Dataset excerpts
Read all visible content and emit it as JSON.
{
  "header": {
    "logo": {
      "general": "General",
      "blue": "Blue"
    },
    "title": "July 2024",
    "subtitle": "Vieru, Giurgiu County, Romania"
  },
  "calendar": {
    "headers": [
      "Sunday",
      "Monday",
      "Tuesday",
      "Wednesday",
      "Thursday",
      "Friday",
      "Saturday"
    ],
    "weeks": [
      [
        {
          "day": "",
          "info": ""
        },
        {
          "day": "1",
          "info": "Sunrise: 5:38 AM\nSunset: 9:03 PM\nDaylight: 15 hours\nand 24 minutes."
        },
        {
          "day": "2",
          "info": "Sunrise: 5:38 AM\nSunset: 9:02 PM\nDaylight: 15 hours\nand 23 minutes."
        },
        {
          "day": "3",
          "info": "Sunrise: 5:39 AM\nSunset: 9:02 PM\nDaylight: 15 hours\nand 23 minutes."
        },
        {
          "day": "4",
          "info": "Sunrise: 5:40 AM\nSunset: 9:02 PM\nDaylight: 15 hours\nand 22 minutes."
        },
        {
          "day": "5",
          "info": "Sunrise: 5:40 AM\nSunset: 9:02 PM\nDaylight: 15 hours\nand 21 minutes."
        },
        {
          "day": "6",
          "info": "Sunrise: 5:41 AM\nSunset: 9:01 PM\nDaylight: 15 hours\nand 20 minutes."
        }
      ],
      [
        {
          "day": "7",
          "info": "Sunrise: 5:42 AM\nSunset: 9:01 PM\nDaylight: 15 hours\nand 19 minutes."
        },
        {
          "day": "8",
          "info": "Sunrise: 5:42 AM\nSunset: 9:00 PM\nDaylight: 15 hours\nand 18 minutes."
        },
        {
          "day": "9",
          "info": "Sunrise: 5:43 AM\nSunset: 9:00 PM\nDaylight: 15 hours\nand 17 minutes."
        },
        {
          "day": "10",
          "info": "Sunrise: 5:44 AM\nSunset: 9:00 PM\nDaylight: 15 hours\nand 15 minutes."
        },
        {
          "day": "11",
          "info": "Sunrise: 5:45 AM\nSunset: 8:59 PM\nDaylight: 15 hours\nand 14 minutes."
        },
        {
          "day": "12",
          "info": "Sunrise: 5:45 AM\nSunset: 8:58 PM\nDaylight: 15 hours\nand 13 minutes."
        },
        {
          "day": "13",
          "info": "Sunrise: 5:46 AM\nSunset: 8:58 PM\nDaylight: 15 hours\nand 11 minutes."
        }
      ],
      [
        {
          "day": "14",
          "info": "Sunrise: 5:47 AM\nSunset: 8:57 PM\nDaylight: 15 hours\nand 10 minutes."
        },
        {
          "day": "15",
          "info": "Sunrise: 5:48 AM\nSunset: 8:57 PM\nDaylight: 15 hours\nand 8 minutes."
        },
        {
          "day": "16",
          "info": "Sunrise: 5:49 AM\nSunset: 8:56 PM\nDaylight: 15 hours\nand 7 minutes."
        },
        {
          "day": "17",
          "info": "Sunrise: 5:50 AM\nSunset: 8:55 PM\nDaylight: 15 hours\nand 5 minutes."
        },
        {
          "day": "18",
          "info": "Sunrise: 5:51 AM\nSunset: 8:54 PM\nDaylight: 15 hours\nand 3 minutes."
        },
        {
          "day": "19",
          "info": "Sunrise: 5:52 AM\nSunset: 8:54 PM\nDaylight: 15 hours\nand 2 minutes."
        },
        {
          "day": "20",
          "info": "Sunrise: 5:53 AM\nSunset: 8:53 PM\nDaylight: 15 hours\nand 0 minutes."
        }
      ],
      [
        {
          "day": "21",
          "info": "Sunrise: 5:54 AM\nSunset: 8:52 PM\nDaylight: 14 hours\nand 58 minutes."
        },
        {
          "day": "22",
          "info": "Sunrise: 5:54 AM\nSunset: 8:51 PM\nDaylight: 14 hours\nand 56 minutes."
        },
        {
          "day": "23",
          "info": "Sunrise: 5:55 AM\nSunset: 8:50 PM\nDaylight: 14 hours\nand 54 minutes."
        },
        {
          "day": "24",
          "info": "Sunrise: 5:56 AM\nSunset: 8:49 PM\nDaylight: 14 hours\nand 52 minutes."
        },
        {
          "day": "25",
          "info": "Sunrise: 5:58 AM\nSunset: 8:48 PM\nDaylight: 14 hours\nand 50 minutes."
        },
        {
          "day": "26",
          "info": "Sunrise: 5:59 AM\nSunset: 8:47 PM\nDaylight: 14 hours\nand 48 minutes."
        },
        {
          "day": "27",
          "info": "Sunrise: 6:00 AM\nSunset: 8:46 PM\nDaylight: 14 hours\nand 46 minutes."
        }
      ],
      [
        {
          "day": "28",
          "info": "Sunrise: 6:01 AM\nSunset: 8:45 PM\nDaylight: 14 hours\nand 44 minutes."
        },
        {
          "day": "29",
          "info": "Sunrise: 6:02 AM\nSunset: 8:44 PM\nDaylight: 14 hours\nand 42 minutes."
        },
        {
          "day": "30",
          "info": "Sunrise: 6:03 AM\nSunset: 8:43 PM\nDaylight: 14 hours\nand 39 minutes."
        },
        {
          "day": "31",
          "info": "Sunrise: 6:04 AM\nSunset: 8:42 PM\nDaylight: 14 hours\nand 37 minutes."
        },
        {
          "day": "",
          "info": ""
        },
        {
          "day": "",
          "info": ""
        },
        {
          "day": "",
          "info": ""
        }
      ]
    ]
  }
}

[STATED TASK]: Recopy the entries above exactly, with every line included.

[ANSWER TO THIS TASK]:
Read all visible content and emit it as JSON.
{
  "header": {
    "logo": {
      "general": "General",
      "blue": "Blue"
    },
    "title": "July 2024",
    "subtitle": "Vieru, Giurgiu County, Romania"
  },
  "calendar": {
    "headers": [
      "Sunday",
      "Monday",
      "Tuesday",
      "Wednesday",
      "Thursday",
      "Friday",
      "Saturday"
    ],
    "weeks": [
      [
        {
          "day": "",
          "info": ""
        },
        {
          "day": "1",
          "info": "Sunrise: 5:38 AM\nSunset: 9:03 PM\nDaylight: 15 hours\nand 24 minutes."
        },
        {
          "day": "2",
          "info": "Sunrise: 5:38 AM\nSunset: 9:02 PM\nDaylight: 15 hours\nand 23 minutes."
        },
        {
          "day": "3",
          "info": "Sunrise: 5:39 AM\nSunset: 9:02 PM\nDaylight: 15 hours\nand 23 minutes."
        },
        {
          "day": "4",
          "info": "Sunrise: 5:40 AM\nSunset: 9:02 PM\nDaylight: 15 hours\nand 22 minutes."
        },
        {
          "day": "5",
          "info": "Sunrise: 5:40 AM\nSunset: 9:02 PM\nDaylight: 15 hours\nand 21 minutes."
        },
        {
          "day": "6",
          "info": "Sunrise: 5:41 AM\nSunset: 9:01 PM\nDaylight: 15 hours\nand 20 minutes."
        }
      ],
      [
        {
          "day": "7",
          "info": "Sunrise: 5:42 AM\nSunset: 9:01 PM\nDaylight: 15 hours\nand 19 minutes."
        },
        {
          "day": "8",
          "info": "Sunrise: 5:42 AM\nSunset: 9:00 PM\nDaylight: 15 hours\nand 18 minutes."
        },
        {
          "day": "9",
          "info": "Sunrise: 5:43 AM\nSunset: 9:00 PM\nDaylight: 15 hours\nand 17 minutes."
        },
        {
          "day": "10",
          "info": "Sunrise: 5:44 AM\nSunset: 9:00 PM\nDaylight: 15 hours\nand 15 minutes."
        },
        {
          "day": "11",
          "info": "Sunrise: 5:45 AM\nSunset: 8:59 PM\nDaylight: 15 hours\nand 14 minutes."
        },
        {
          "day": "12",
          "info": "Sunrise: 5:45 AM\nSunset: 8:58 PM\nDaylight: 15 hours\nand 13 minutes."
        },
        {
          "day": "13",
          "info": "Sunrise: 5:46 AM\nSunset: 8:58 PM\nDaylight: 15 hours\nand 11 minutes."
        }
      ],
      [
        {
          "day": "14",
          "info": "Sunrise: 5:47 AM\nSunset: 8:57 PM\nDaylight: 15 hours\nand 10 minutes."
        },
        {
          "day": "15",
          "info": "Sunrise: 5:48 AM\nSunset: 8:57 PM\nDaylight: 15 hours\nand 8 minutes."
        },
        {
          "day": "16",
          "info": "Sunrise: 5:49 AM\nSunset: 8:56 PM\nDaylight: 15 hours\nand 7 minutes."
        },
        {
          "day": "17",
          "info": "Sunrise: 5:50 AM\nSunset: 8:55 PM\nDaylight: 15 hours\nand 5 minutes."
        },
        {
          "day": "18",
          "info": "Sunrise: 5:51 AM\nSunset: 8:54 PM\nDaylight: 15 hours\nand 3 minutes."
        },
        {
          "day": "19",
          "info": "Sunrise: 5:52 AM\nSunset: 8:54 PM\nDaylight: 15 hours\nand 2 minutes."
        },
        {
          "day": "20",
          "info": "Sunrise: 5:53 AM\nSunset: 8:53 PM\nDaylight: 15 hours\nand 0 minutes."
        }
      ],
      [
        {
          "day": "21",
          "info": "Sunrise: 5:54 AM\nSunset: 8:52 PM\nDaylight: 14 hours\nand 58 minutes."
        },
        {
          "day": "22",
          "info": "Sunrise: 5:54 AM\nSunset: 8:51 PM\nDaylight: 14 hours\nand 56 minutes."
        },
        {
          "day": "23",
          "info": "Sunrise: 5:55 AM\nSunset: 8:50 PM\nDaylight: 14 hours\nand 54 minutes."
        },
        {
          "day": "24",
          "info": "Sunrise: 5:56 AM\nSunset: 8:49 PM\nDaylight: 14 hours\nand 52 minutes."
        },
        {
          "day": "25",
          "info": "Sunrise: 5:58 AM\nSunset: 8:48 PM\nDaylight: 14 hours\nand 50 minutes."
        },
        {
          "day": "26",
          "info": "Sunrise: 5:59 AM\nSunset: 8:47 PM\nDaylight: 14 hours\nand 48 minutes."
        },
        {
          "day": "27",
          "info": "Sunrise: 6:00 AM\nSunset: 8:46 PM\nDaylight: 14 hours\nand 46 minutes."
        }
      ],
      [
        {
          "day": "28",
          "info": "Sunrise: 6:01 AM\nSunset: 8:45 PM\nDaylight: 14 hours\nand 44 minutes."
        },
        {
          "day": "29",
          "info": "Sunrise: 6:02 AM\nSunset: 8:44 PM\nDaylight: 14 hours\nand 42 minutes."
        },
        {
          "day": "30",
          "info": "Sunrise: 6:03 AM\nSunset: 8:43 PM\nDaylight: 14 hours\nand 39 minutes."
        },
        {
          "day": "31",
          "info": "Sunrise: 6:04 AM\nSunset: 8:42 PM\nDaylight: 14 hours\nand 37 minutes."
        },
        {
          "day": "",
          "info": ""
        },
        {
          "day": "",
          "info": ""
        },
        {
          "day": "",
          "info": ""
        }
      ]
    ]
  }
}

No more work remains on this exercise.